Which lines below hold the word "Description"? Report each one.

------ Raw data

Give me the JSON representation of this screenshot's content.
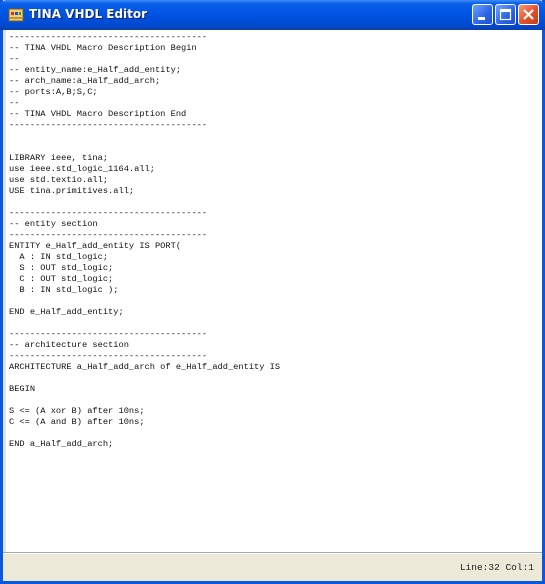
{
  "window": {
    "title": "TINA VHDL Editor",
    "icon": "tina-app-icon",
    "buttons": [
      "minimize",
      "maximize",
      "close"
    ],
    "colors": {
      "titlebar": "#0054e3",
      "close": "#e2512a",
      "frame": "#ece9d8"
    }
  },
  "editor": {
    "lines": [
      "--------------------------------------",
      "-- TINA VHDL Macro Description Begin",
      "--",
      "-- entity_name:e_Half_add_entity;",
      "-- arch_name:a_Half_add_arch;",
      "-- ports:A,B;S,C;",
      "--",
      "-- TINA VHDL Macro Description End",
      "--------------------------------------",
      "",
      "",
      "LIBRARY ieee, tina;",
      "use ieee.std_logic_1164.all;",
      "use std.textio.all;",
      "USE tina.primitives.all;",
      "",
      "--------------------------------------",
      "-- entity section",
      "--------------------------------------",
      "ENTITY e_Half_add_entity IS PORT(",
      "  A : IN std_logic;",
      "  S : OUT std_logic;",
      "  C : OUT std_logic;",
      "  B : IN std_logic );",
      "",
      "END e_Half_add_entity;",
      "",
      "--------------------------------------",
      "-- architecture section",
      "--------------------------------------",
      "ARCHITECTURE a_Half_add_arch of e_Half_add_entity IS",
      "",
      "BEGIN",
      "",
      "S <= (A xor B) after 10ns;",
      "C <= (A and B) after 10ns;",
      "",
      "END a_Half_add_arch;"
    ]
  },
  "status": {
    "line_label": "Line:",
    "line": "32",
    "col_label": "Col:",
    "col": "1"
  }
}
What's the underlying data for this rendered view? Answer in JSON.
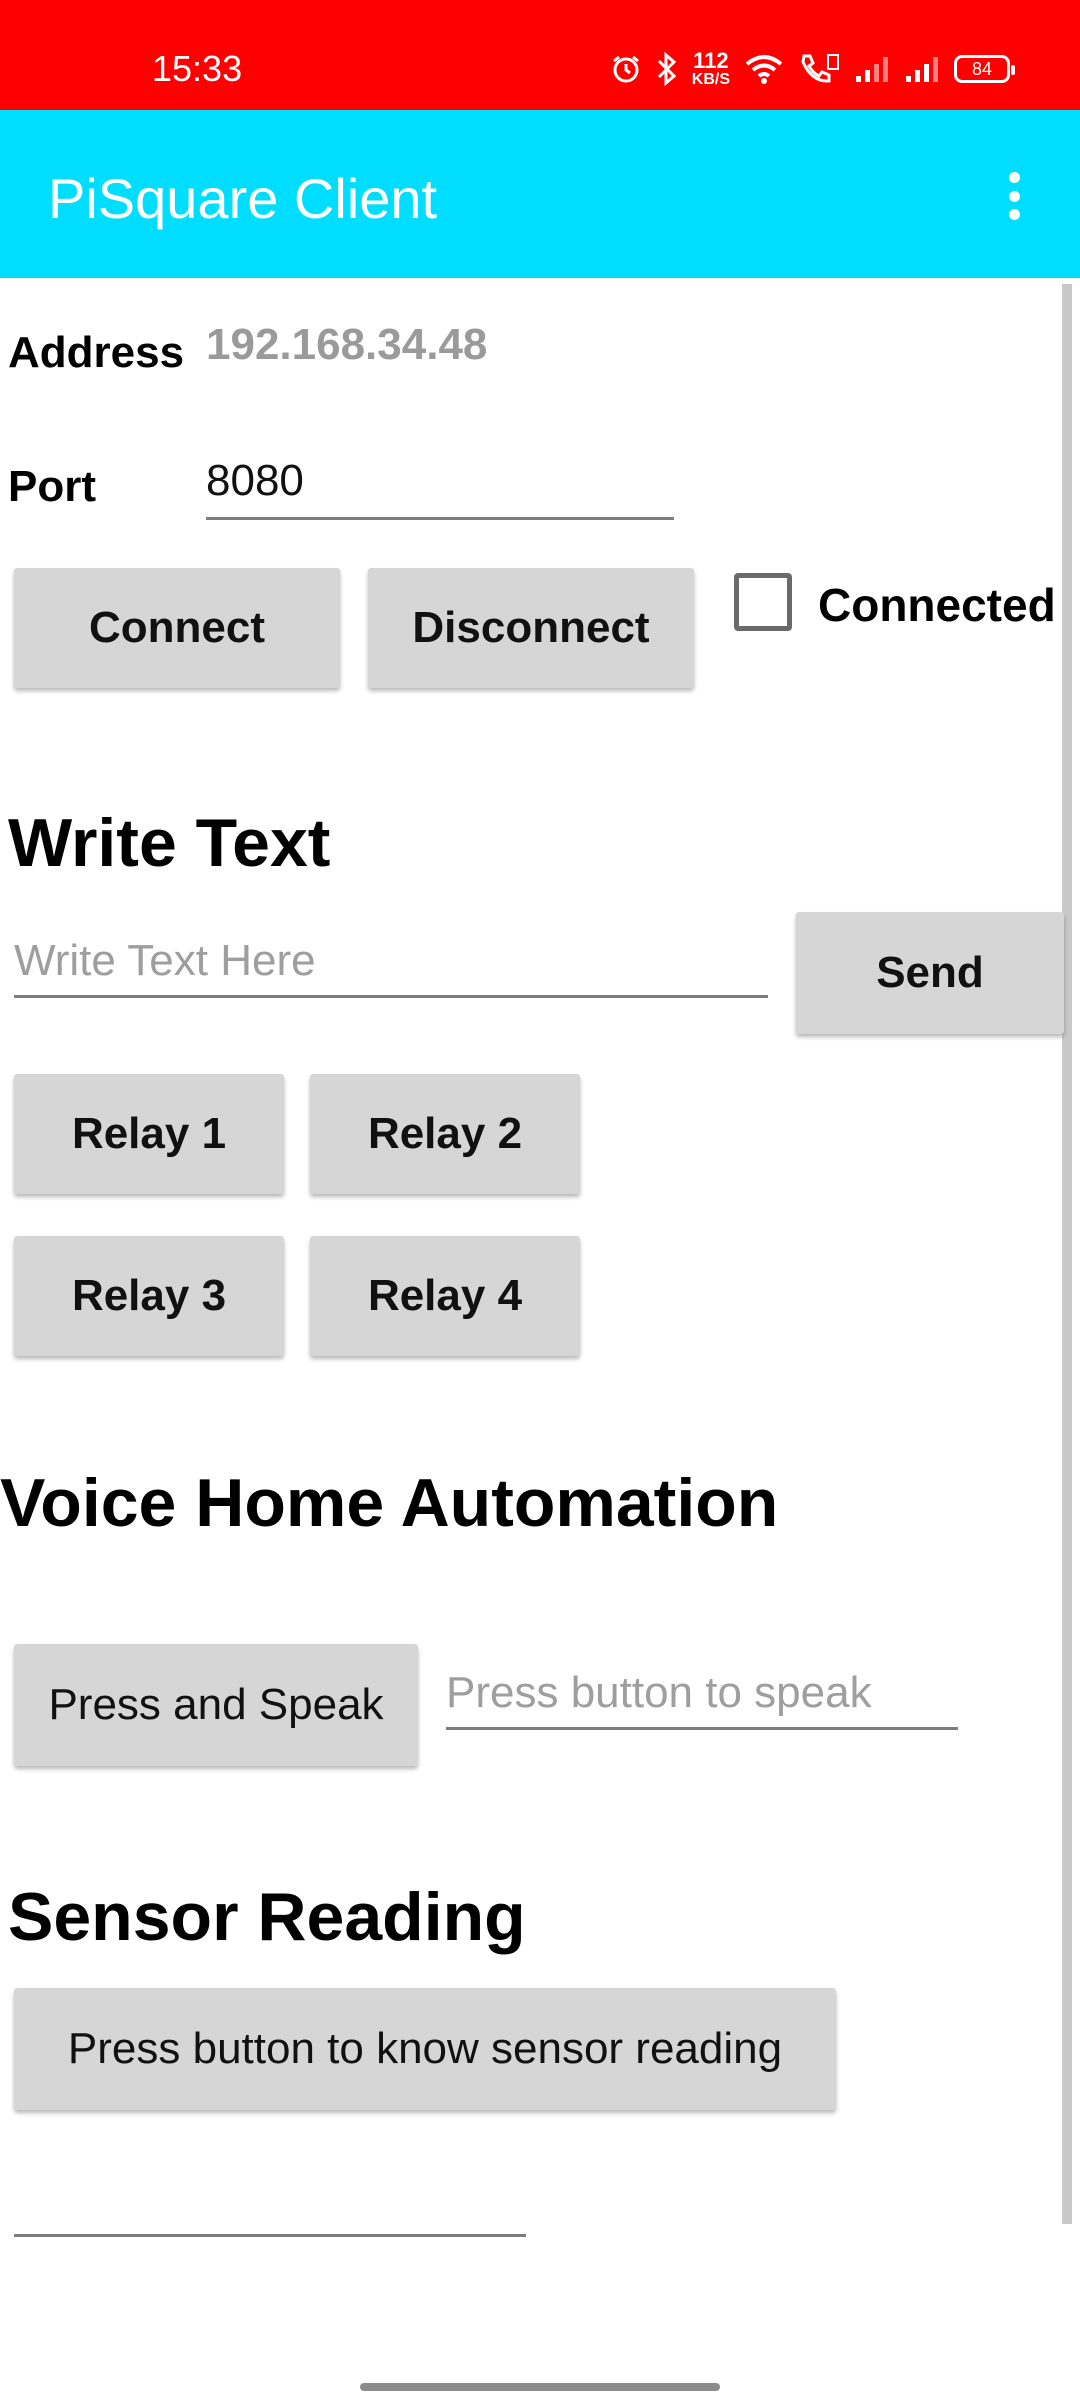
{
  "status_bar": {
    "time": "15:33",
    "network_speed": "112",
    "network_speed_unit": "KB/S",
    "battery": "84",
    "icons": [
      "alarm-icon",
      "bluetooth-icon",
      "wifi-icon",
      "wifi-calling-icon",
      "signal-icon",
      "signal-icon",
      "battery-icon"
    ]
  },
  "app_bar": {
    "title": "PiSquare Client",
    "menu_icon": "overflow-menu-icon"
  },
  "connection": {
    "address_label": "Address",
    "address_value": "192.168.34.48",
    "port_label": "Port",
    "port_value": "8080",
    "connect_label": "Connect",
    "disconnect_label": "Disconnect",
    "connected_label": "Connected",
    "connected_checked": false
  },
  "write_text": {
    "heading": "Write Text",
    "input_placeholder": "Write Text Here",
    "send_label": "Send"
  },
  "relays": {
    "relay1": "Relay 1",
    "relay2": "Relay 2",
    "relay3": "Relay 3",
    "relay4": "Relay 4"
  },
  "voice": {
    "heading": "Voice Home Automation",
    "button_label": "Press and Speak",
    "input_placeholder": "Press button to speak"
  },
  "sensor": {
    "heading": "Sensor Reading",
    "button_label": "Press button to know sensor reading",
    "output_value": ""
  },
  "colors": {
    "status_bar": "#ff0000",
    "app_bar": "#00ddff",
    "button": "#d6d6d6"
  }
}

------------
------ Raw data

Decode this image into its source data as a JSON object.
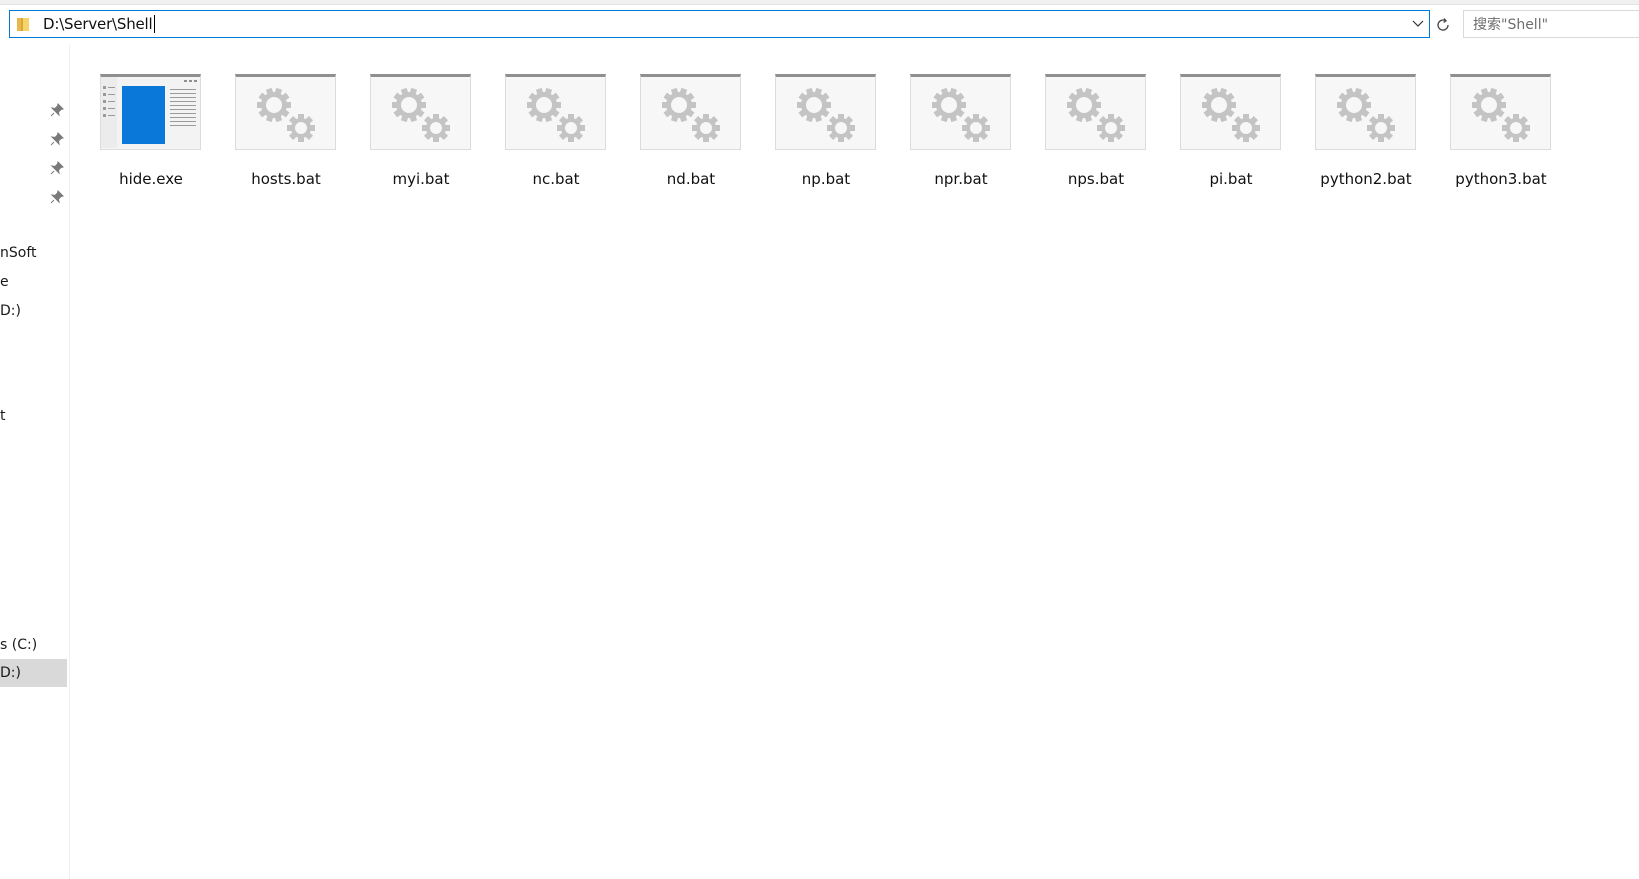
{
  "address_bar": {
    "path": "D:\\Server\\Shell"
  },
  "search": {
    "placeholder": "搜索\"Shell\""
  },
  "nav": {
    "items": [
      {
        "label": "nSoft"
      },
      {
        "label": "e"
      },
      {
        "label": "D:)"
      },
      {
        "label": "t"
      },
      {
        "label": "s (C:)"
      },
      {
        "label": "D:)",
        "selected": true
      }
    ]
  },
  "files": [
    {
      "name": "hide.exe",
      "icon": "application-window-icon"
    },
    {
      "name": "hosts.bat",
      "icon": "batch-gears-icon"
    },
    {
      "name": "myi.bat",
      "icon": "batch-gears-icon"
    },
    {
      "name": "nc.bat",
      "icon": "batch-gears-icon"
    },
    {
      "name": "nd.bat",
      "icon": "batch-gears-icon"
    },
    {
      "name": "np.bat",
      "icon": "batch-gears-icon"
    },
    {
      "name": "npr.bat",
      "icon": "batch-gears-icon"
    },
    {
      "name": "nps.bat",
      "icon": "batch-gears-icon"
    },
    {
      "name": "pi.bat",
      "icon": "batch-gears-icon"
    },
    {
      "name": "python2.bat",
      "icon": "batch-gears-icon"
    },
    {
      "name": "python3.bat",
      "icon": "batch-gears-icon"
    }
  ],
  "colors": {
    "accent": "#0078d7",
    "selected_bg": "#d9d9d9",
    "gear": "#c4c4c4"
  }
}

------------

• **Solved exercise**
      "-- TINA VHDL Macro Description Begin",
      "-- TINA VHDL Macro Description End",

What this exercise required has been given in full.